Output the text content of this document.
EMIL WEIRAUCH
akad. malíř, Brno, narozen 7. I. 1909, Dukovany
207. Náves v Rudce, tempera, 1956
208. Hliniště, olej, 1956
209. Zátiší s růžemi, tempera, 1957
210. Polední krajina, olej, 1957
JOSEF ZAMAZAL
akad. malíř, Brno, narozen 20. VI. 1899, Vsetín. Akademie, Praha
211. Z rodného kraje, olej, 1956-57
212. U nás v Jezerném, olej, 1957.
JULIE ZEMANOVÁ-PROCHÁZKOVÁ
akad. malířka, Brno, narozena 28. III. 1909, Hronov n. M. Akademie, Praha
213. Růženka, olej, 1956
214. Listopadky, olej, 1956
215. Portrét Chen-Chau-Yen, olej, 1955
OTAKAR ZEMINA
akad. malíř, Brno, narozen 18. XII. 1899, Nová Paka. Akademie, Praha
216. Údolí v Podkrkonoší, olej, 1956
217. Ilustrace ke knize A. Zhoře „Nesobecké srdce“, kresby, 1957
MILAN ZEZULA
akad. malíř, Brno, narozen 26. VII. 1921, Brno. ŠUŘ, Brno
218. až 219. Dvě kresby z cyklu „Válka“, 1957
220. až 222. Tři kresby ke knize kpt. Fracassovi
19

**The task:** Filter the listing for the word "Praha" and copy every line that holds it.

**Result of the exercise:**
akad. malíř, Brno, narozen 20. VI. 1899, Vsetín. Akademie, Praha
akad. malířka, Brno, narozena 28. III. 1909, Hronov n. M. Akademie, Praha
akad. malíř, Brno, narozen 18. XII. 1899, Nová Paka. Akademie, Praha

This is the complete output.